### Work to be completed
Say how many lines include "anymore", with no words around the number.

### Data for this task
_____
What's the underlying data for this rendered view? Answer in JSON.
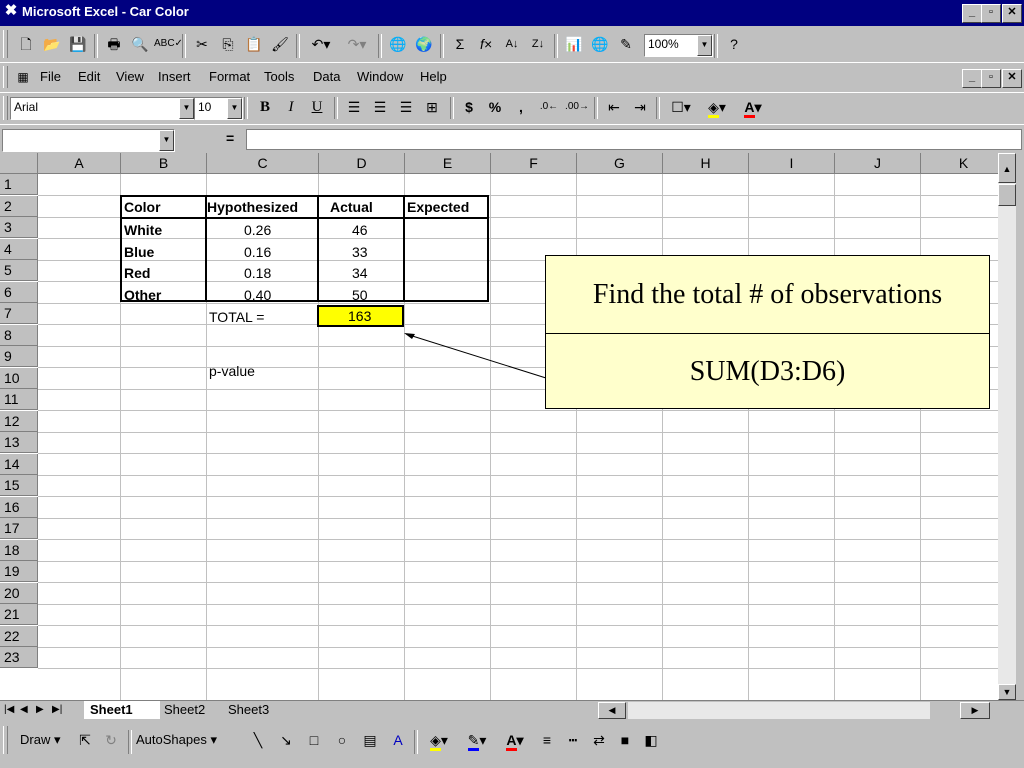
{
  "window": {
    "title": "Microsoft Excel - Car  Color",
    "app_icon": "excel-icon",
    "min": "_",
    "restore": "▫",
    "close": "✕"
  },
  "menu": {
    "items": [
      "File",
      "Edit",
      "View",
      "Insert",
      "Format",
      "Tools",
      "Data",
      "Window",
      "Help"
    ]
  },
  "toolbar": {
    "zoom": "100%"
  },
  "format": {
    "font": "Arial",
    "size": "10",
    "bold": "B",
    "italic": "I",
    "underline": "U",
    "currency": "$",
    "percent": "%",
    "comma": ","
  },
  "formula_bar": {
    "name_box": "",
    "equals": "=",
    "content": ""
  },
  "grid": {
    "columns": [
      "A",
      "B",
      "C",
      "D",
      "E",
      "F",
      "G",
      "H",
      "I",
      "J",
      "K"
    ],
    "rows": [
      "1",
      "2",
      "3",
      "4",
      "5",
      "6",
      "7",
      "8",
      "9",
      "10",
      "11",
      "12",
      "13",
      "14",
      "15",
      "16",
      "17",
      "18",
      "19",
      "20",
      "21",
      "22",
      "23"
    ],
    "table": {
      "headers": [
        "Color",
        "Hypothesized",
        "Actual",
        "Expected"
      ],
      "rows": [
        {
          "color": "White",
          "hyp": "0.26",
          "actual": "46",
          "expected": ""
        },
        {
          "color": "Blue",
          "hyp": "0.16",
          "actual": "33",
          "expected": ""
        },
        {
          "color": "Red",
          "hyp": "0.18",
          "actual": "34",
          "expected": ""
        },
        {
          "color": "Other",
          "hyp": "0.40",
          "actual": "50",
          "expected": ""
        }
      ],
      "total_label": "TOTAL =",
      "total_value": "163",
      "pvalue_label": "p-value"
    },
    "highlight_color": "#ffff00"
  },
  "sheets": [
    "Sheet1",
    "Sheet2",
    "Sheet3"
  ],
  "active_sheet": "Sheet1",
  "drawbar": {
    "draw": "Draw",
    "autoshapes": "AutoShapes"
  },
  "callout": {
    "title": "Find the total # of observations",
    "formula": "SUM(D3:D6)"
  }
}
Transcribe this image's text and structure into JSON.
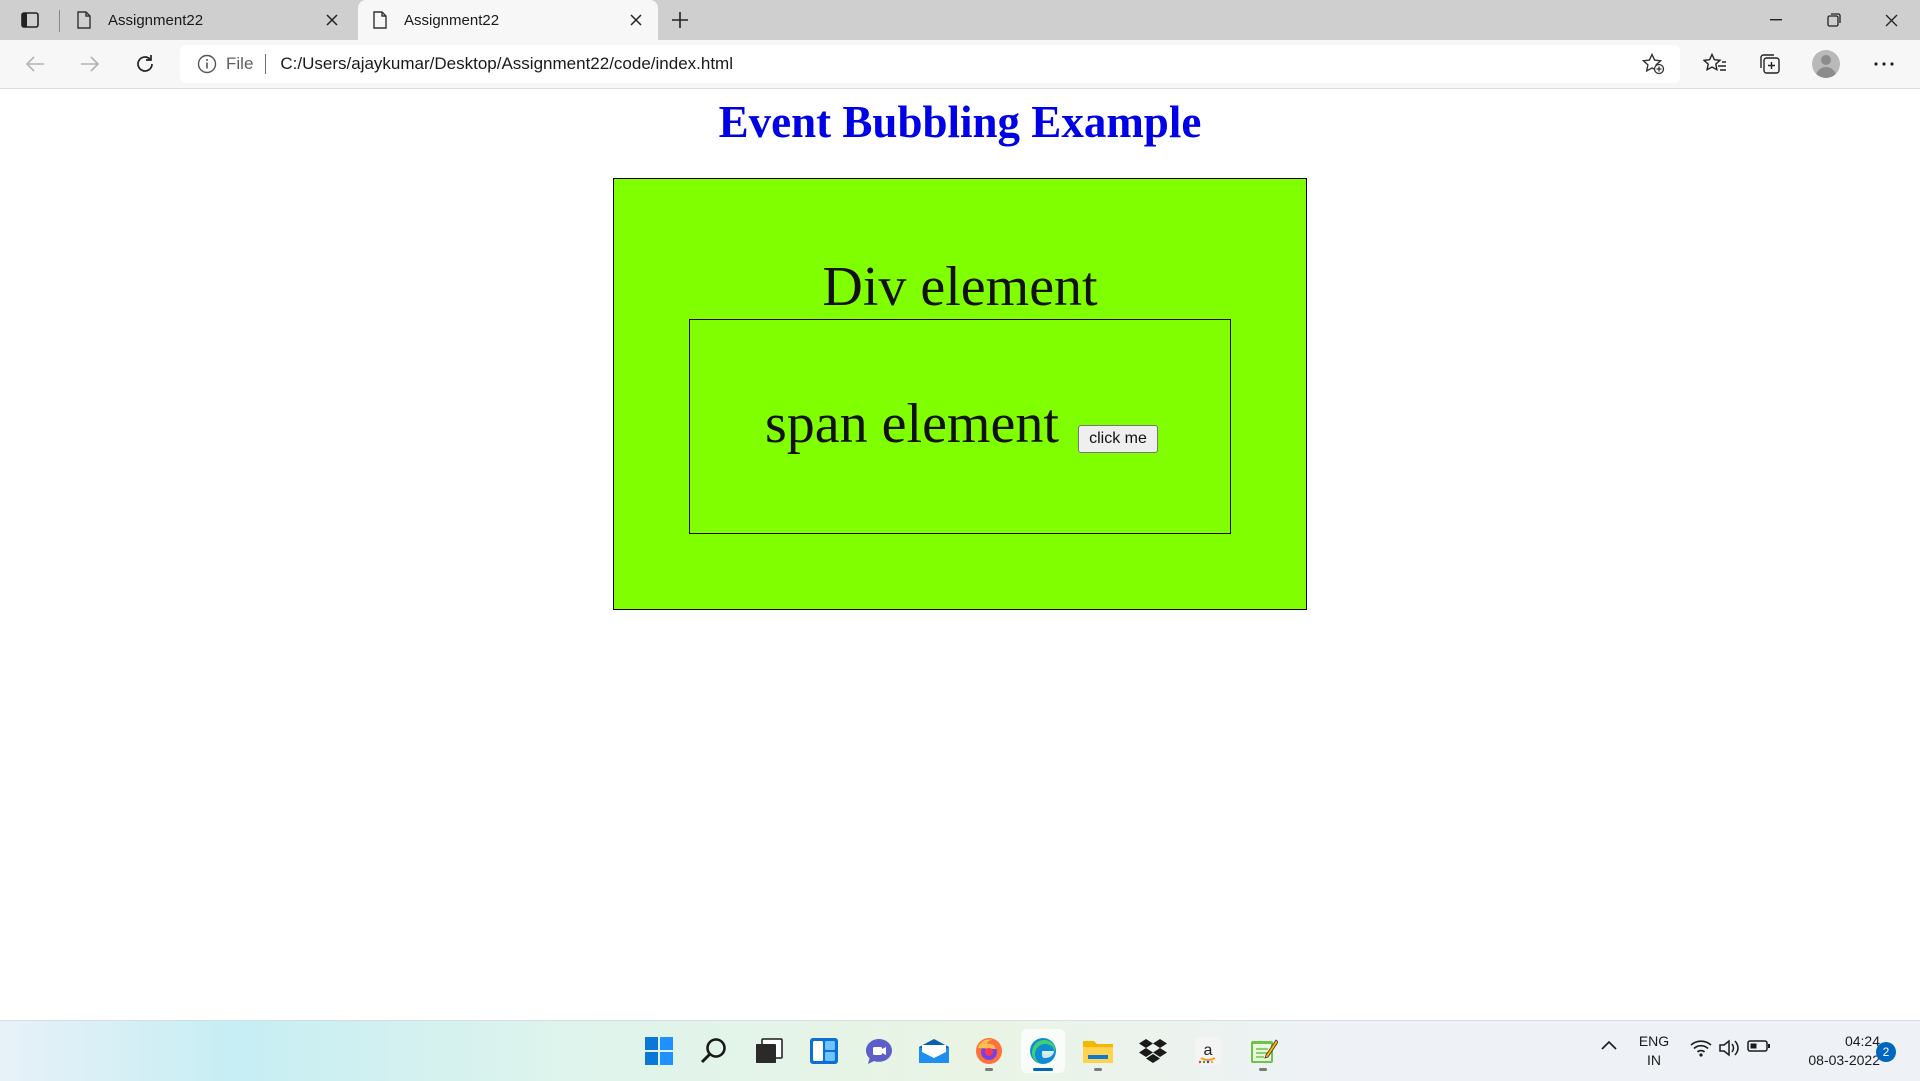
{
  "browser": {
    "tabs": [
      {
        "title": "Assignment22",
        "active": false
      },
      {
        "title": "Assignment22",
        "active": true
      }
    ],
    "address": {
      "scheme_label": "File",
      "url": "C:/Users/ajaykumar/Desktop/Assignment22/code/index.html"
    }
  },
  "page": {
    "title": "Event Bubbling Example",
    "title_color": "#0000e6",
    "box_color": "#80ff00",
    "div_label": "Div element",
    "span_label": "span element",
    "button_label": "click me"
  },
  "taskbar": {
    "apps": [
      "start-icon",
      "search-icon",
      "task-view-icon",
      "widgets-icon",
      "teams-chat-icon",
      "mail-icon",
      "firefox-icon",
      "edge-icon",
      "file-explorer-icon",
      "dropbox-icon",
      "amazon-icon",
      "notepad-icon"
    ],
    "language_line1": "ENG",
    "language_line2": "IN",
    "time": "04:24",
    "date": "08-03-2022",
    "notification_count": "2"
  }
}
_____
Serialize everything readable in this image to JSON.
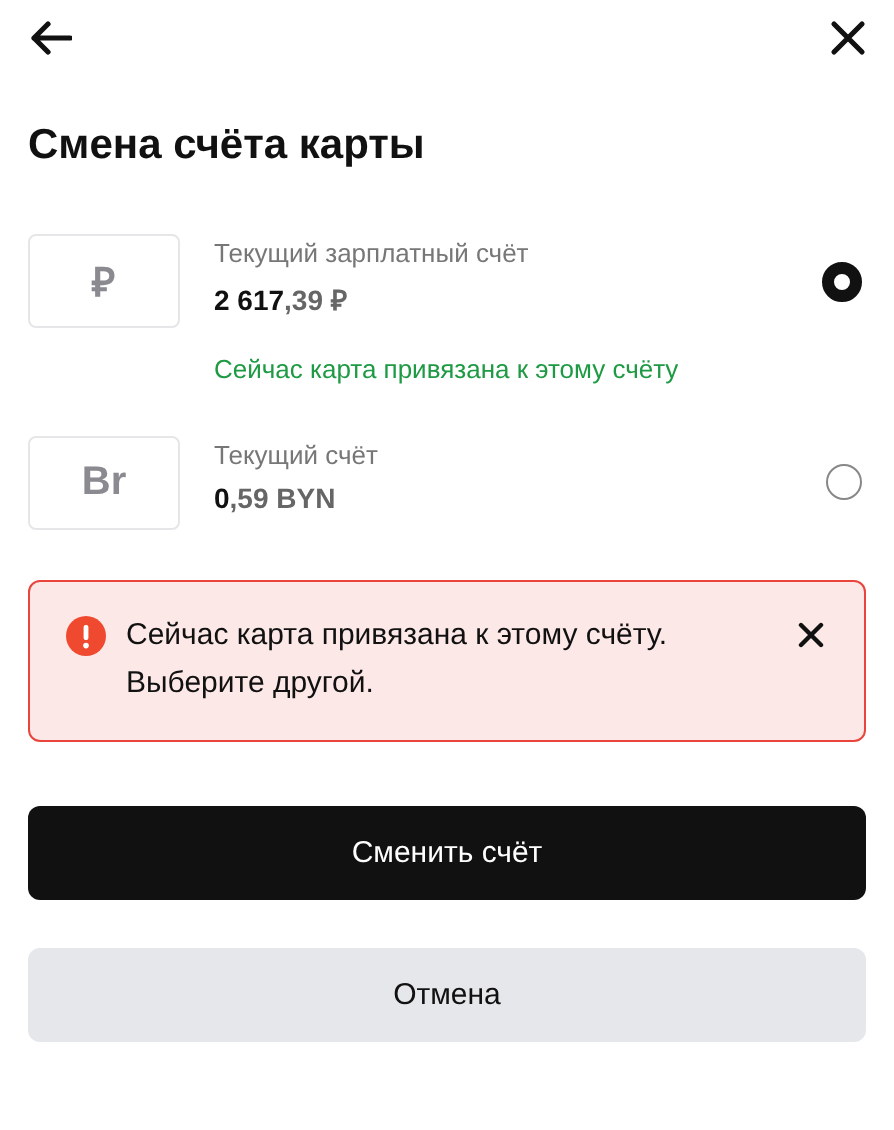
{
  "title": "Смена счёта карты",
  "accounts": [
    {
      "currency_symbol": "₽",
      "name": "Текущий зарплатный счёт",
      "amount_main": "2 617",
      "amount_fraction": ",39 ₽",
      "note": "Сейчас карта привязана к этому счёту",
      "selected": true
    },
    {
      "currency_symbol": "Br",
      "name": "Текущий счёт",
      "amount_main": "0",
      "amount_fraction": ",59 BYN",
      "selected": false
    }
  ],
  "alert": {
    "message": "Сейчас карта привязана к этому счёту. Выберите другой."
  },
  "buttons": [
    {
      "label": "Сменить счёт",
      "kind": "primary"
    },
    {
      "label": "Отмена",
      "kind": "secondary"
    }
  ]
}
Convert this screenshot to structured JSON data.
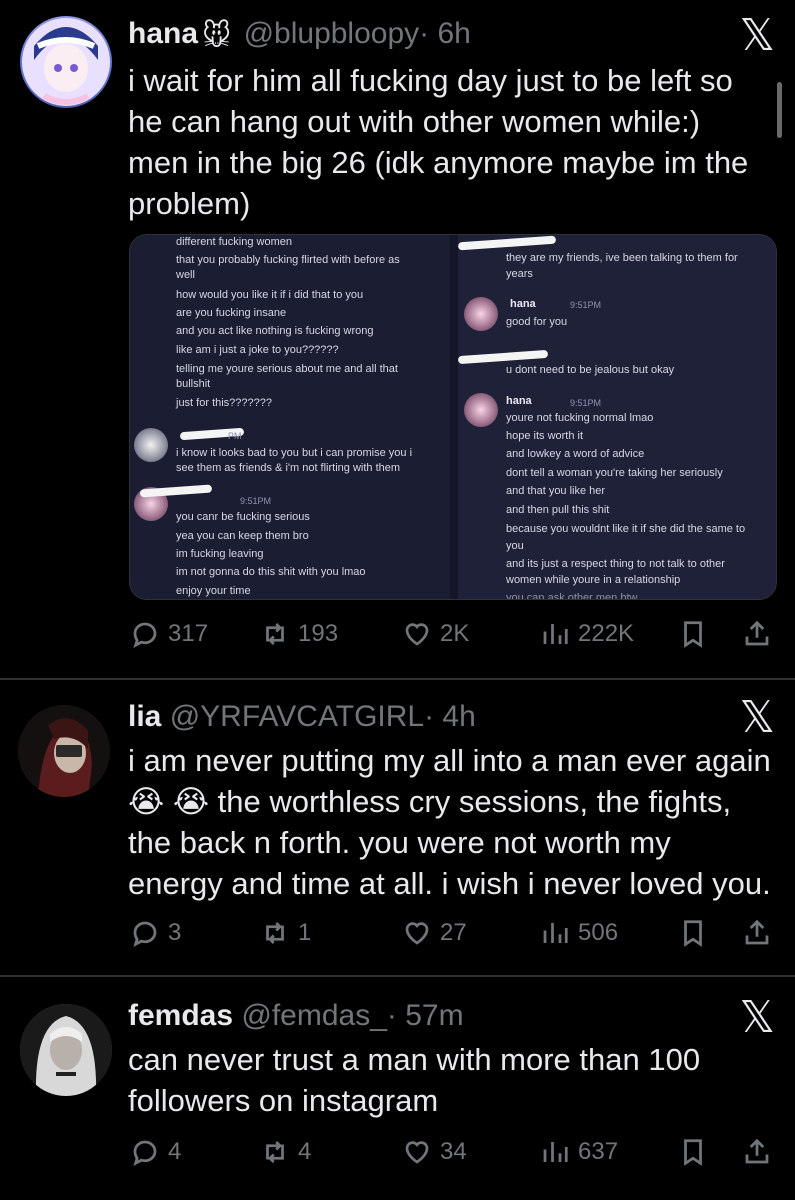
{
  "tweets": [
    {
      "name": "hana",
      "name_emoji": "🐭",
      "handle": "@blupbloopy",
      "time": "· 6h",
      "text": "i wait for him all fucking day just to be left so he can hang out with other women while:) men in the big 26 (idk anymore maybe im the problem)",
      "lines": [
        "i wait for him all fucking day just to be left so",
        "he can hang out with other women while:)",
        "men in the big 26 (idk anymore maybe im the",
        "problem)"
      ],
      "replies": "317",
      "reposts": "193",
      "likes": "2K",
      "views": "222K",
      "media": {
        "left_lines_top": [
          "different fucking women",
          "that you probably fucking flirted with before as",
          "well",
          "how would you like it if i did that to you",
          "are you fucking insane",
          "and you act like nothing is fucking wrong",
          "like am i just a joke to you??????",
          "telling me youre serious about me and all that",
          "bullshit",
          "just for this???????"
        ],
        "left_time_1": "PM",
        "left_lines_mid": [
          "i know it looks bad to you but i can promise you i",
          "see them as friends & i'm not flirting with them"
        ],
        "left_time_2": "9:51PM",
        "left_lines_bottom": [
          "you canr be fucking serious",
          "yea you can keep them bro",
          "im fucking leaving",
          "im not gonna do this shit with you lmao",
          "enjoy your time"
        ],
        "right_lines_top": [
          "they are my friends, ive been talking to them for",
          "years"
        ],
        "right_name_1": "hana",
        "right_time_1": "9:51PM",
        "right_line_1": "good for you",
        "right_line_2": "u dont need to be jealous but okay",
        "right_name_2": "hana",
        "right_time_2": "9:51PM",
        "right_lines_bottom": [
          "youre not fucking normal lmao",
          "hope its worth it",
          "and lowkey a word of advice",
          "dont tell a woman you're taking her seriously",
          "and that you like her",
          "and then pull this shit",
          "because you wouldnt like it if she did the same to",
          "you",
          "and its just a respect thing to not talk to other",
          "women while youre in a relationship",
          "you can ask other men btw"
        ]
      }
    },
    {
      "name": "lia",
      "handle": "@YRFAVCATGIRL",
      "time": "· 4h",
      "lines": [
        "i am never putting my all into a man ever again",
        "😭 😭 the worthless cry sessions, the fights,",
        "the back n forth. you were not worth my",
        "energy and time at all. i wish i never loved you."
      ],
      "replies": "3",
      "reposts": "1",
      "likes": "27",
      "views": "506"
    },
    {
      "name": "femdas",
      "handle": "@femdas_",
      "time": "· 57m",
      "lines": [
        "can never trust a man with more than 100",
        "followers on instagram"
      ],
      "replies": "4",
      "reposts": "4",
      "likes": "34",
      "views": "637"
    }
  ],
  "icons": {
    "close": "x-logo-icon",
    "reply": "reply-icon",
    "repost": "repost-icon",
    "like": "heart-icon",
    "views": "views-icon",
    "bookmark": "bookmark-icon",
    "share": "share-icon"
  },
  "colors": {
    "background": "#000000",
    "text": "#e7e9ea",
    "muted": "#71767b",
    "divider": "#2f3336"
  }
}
_____
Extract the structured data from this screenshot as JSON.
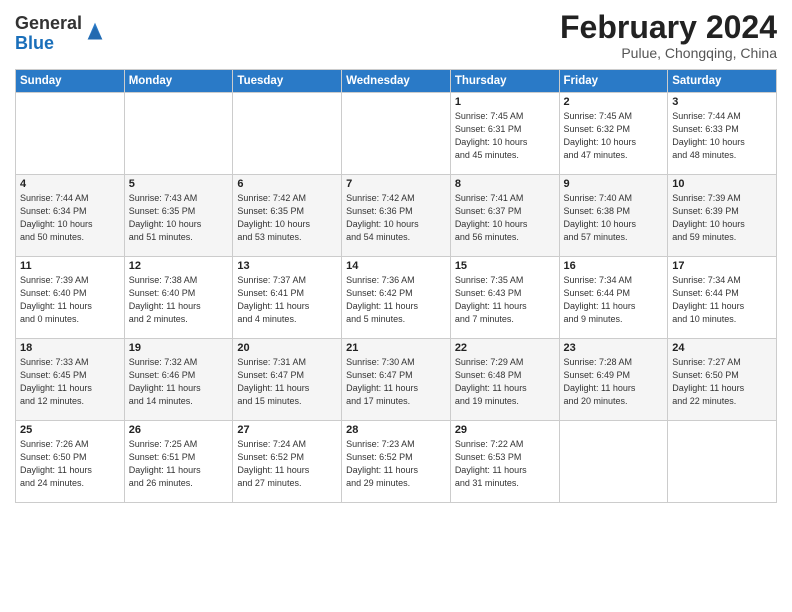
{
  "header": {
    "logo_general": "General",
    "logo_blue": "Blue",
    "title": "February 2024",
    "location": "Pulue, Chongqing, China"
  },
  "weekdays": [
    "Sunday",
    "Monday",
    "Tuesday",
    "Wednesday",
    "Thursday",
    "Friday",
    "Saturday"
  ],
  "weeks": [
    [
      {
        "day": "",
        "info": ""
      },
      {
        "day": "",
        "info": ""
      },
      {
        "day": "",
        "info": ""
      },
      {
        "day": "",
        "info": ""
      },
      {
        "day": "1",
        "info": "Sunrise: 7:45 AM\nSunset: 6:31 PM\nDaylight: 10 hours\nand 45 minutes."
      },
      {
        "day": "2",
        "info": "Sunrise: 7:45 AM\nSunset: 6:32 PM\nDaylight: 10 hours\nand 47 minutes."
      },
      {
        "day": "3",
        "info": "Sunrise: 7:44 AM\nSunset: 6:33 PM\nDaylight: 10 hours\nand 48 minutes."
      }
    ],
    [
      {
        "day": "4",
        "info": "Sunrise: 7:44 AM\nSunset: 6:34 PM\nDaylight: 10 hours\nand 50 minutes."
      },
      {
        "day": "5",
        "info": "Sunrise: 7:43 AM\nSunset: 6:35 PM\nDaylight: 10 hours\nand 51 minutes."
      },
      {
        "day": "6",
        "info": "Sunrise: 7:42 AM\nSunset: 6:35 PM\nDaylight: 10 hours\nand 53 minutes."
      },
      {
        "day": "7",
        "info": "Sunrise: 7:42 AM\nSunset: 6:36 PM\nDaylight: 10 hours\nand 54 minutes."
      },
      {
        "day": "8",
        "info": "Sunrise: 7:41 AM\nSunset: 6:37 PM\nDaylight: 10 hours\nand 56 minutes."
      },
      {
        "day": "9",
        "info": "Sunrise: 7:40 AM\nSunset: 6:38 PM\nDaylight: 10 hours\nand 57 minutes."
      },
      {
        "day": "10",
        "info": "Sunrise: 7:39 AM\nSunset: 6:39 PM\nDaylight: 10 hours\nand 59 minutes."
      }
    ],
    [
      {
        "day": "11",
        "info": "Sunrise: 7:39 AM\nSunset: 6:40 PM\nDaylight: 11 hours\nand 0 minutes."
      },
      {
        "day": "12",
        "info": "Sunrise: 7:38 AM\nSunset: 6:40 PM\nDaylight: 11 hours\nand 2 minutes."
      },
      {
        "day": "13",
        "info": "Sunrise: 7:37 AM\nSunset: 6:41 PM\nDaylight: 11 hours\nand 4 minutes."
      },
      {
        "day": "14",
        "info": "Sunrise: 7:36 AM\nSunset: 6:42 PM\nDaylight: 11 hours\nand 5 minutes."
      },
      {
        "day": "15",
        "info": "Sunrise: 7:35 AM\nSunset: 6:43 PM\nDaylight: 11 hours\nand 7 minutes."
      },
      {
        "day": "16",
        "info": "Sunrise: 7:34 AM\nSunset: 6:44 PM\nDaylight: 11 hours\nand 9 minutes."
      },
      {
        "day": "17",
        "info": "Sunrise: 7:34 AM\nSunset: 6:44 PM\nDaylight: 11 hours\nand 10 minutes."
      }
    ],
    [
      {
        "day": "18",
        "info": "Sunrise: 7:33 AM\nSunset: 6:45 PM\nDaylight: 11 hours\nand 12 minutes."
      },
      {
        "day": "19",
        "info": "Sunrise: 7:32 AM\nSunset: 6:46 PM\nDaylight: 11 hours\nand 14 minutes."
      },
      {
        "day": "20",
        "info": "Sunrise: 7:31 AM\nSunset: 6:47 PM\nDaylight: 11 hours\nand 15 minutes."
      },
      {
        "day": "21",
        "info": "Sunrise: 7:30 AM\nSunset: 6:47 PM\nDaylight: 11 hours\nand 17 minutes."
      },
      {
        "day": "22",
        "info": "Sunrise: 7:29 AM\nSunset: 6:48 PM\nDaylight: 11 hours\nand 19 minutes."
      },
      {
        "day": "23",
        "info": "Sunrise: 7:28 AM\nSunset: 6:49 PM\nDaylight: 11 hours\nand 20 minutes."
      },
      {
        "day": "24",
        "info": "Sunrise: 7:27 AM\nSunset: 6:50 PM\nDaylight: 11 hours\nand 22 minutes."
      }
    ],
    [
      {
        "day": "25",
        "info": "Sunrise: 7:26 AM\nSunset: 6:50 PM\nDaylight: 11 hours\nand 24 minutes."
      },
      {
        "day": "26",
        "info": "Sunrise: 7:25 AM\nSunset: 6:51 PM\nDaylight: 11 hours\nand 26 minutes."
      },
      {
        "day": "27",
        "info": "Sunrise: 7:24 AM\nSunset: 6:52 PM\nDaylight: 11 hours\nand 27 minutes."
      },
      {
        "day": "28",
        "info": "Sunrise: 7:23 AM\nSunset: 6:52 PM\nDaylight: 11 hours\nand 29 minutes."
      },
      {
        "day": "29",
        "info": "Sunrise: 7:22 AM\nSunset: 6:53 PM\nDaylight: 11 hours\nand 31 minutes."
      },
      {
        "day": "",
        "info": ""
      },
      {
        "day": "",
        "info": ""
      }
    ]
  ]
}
_____
### Worked solution
2